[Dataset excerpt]
------------

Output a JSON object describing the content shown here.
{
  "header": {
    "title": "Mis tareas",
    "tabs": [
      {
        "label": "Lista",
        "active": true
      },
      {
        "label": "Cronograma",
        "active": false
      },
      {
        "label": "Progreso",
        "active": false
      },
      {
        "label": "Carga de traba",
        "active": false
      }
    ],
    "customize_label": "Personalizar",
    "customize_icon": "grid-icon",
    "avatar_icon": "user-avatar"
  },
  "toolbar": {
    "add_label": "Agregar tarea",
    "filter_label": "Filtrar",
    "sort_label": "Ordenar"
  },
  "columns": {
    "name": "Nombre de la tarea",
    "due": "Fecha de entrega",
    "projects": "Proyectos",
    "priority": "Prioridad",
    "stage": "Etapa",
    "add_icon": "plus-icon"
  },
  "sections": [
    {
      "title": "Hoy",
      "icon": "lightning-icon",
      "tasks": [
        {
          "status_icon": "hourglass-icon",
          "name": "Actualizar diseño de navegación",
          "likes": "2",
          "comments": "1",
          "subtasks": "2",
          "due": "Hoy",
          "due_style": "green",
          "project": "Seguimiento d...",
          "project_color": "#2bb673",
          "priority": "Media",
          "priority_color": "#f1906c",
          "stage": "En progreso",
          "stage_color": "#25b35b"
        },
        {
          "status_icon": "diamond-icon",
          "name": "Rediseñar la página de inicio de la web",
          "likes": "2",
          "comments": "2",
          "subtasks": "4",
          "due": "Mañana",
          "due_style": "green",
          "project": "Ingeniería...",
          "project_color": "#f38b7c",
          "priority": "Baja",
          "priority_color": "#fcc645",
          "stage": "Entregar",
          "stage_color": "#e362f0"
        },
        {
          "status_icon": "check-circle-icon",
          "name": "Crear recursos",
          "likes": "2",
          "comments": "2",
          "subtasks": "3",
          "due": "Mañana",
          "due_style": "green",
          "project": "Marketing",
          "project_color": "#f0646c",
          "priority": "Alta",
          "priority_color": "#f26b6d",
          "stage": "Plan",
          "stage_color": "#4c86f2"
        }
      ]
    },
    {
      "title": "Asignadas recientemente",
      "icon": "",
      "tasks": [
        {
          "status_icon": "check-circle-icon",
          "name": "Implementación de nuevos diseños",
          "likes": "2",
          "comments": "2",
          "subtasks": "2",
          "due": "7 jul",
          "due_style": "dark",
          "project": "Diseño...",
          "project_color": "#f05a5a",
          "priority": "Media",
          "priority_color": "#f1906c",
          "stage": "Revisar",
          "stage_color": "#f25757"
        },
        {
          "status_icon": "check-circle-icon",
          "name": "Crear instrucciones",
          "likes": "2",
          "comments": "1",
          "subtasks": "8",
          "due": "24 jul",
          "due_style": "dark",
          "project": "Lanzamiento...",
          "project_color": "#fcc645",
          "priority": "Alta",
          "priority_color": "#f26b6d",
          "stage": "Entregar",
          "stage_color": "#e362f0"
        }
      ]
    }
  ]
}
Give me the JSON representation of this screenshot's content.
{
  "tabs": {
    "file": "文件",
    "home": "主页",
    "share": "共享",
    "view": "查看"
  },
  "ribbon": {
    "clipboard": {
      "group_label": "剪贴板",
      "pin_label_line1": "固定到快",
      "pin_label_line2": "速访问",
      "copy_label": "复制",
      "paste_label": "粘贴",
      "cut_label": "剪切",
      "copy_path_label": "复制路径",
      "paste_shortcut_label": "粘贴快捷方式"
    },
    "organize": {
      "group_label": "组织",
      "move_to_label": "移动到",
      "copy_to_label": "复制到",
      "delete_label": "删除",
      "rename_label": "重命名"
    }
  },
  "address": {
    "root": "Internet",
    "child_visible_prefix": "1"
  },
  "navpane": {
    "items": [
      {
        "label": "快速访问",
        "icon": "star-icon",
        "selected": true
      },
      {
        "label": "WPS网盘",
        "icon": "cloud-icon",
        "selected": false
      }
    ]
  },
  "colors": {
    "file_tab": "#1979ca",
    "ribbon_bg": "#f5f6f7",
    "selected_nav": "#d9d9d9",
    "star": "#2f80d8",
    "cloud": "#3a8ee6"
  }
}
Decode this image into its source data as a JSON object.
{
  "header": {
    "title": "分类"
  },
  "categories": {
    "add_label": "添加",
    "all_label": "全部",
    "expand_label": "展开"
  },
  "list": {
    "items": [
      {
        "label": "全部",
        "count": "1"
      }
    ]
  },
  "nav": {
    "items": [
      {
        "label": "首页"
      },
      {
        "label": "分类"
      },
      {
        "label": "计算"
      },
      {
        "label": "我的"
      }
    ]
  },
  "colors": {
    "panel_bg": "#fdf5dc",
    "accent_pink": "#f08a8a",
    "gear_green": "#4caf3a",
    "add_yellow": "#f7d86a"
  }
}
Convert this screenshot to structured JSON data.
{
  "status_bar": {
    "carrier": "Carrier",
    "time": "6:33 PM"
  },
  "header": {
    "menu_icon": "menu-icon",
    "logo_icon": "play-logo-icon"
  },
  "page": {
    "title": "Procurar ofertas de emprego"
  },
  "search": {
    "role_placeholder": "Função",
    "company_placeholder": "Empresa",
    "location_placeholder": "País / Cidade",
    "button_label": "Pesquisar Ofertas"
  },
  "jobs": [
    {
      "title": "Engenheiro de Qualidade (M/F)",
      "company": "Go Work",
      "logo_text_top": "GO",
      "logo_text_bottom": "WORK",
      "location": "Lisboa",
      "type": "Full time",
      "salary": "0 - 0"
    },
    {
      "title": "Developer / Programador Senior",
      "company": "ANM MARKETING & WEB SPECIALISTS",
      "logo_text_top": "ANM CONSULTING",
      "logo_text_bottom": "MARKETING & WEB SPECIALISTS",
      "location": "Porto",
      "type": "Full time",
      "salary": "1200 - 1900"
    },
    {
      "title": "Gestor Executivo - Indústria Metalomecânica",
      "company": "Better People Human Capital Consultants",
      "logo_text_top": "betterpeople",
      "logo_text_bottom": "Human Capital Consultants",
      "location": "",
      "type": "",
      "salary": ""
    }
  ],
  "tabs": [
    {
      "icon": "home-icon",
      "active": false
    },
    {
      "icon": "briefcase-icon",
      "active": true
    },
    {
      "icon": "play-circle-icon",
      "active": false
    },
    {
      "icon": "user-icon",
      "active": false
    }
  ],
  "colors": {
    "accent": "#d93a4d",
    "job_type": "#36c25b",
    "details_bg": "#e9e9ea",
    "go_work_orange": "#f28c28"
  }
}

------------

WRITTEN EXERCISE
Copy out all of the data exactly, leaving nothing out.

CORRECT OUTPUT
Output a JSON object describing the content shown here.
{
  "header": {
    "title": "Mis tareas",
    "tabs": [
      {
        "label": "Lista",
        "active": true
      },
      {
        "label": "Cronograma",
        "active": false
      },
      {
        "label": "Progreso",
        "active": false
      },
      {
        "label": "Carga de traba",
        "active": false
      }
    ],
    "customize_label": "Personalizar",
    "customize_icon": "grid-icon",
    "avatar_icon": "user-avatar"
  },
  "toolbar": {
    "add_label": "Agregar tarea",
    "filter_label": "Filtrar",
    "sort_label": "Ordenar"
  },
  "columns": {
    "name": "Nombre de la tarea",
    "due": "Fecha de entrega",
    "projects": "Proyectos",
    "priority": "Prioridad",
    "stage": "Etapa",
    "add_icon": "plus-icon"
  },
  "sections": [
    {
      "title": "Hoy",
      "icon": "lightning-icon",
      "tasks": [
        {
          "status_icon": "hourglass-icon",
          "name": "Actualizar diseño de navegación",
          "likes": "2",
          "comments": "1",
          "subtasks": "2",
          "due": "Hoy",
          "due_style": "green",
          "project": "Seguimiento d...",
          "project_color": "#2bb673",
          "priority": "Media",
          "priority_color": "#f1906c",
          "stage": "En progreso",
          "stage_color": "#25b35b"
        },
        {
          "status_icon": "diamond-icon",
          "name": "Rediseñar la página de inicio de la web",
          "likes": "2",
          "comments": "2",
          "subtasks": "4",
          "due": "Mañana",
          "due_style": "green",
          "project": "Ingeniería...",
          "project_color": "#f38b7c",
          "priority": "Baja",
          "priority_color": "#fcc645",
          "stage": "Entregar",
          "stage_color": "#e362f0"
        },
        {
          "status_icon": "check-circle-icon",
          "name": "Crear recursos",
          "likes": "2",
          "comments": "2",
          "subtasks": "3",
          "due": "Mañana",
          "due_style": "green",
          "project": "Marketing",
          "project_color": "#f0646c",
          "priority": "Alta",
          "priority_color": "#f26b6d",
          "stage": "Plan",
          "stage_color": "#4c86f2"
        }
      ]
    },
    {
      "title": "Asignadas recientemente",
      "icon": "",
      "tasks": [
        {
          "status_icon": "check-circle-icon",
          "name": "Implementación de nuevos diseños",
          "likes": "2",
          "comments": "2",
          "subtasks": "2",
          "due": "7 jul",
          "due_style": "dark",
          "project": "Diseño...",
          "project_color": "#f05a5a",
          "priority": "Media",
          "priority_color": "#f1906c",
          "stage": "Revisar",
          "stage_color": "#f25757"
        },
        {
          "status_icon": "check-circle-icon",
          "name": "Crear instrucciones",
          "likes": "2",
          "comments": "1",
          "subtasks": "8",
          "due": "24 jul",
          "due_style": "dark",
          "project": "Lanzamiento...",
          "project_color": "#fcc645",
          "priority": "Alta",
          "priority_color": "#f26b6d",
          "stage": "Entregar",
          "stage_color": "#e362f0"
        }
      ]
    }
  ]
}
Give me the JSON representation of this screenshot's content.
{
  "tabs": {
    "file": "文件",
    "home": "主页",
    "share": "共享",
    "view": "查看"
  },
  "ribbon": {
    "clipboard": {
      "group_label": "剪贴板",
      "pin_label_line1": "固定到快",
      "pin_label_line2": "速访问",
      "copy_label": "复制",
      "paste_label": "粘贴",
      "cut_label": "剪切",
      "copy_path_label": "复制路径",
      "paste_shortcut_label": "粘贴快捷方式"
    },
    "organize": {
      "group_label": "组织",
      "move_to_label": "移动到",
      "copy_to_label": "复制到",
      "delete_label": "删除",
      "rename_label": "重命名"
    }
  },
  "address": {
    "root": "Internet",
    "child_visible_prefix": "1"
  },
  "navpane": {
    "items": [
      {
        "label": "快速访问",
        "icon": "star-icon",
        "selected": true
      },
      {
        "label": "WPS网盘",
        "icon": "cloud-icon",
        "selected": false
      }
    ]
  },
  "colors": {
    "file_tab": "#1979ca",
    "ribbon_bg": "#f5f6f7",
    "selected_nav": "#d9d9d9",
    "star": "#2f80d8",
    "cloud": "#3a8ee6"
  }
}
Decode this image into its source data as a JSON object.
{
  "header": {
    "title": "分类"
  },
  "categories": {
    "add_label": "添加",
    "all_label": "全部",
    "expand_label": "展开"
  },
  "list": {
    "items": [
      {
        "label": "全部",
        "count": "1"
      }
    ]
  },
  "nav": {
    "items": [
      {
        "label": "首页"
      },
      {
        "label": "分类"
      },
      {
        "label": "计算"
      },
      {
        "label": "我的"
      }
    ]
  },
  "colors": {
    "panel_bg": "#fdf5dc",
    "accent_pink": "#f08a8a",
    "gear_green": "#4caf3a",
    "add_yellow": "#f7d86a"
  }
}
Convert this screenshot to structured JSON data.
{
  "status_bar": {
    "carrier": "Carrier",
    "time": "6:33 PM"
  },
  "header": {
    "menu_icon": "menu-icon",
    "logo_icon": "play-logo-icon"
  },
  "page": {
    "title": "Procurar ofertas de emprego"
  },
  "search": {
    "role_placeholder": "Função",
    "company_placeholder": "Empresa",
    "location_placeholder": "País / Cidade",
    "button_label": "Pesquisar Ofertas"
  },
  "jobs": [
    {
      "title": "Engenheiro de Qualidade (M/F)",
      "company": "Go Work",
      "logo_text_top": "GO",
      "logo_text_bottom": "WORK",
      "location": "Lisboa",
      "type": "Full time",
      "salary": "0 - 0"
    },
    {
      "title": "Developer / Programador Senior",
      "company": "ANM MARKETING & WEB SPECIALISTS",
      "logo_text_top": "ANM CONSULTING",
      "logo_text_bottom": "MARKETING & WEB SPECIALISTS",
      "location": "Porto",
      "type": "Full time",
      "salary": "1200 - 1900"
    },
    {
      "title": "Gestor Executivo - Indústria Metalomecânica",
      "company": "Better People Human Capital Consultants",
      "logo_text_top": "betterpeople",
      "logo_text_bottom": "Human Capital Consultants",
      "location": "",
      "type": "",
      "salary": ""
    }
  ],
  "tabs": [
    {
      "icon": "home-icon",
      "active": false
    },
    {
      "icon": "briefcase-icon",
      "active": true
    },
    {
      "icon": "play-circle-icon",
      "active": false
    },
    {
      "icon": "user-icon",
      "active": false
    }
  ],
  "colors": {
    "accent": "#d93a4d",
    "job_type": "#36c25b",
    "details_bg": "#e9e9ea",
    "go_work_orange": "#f28c28"
  }
}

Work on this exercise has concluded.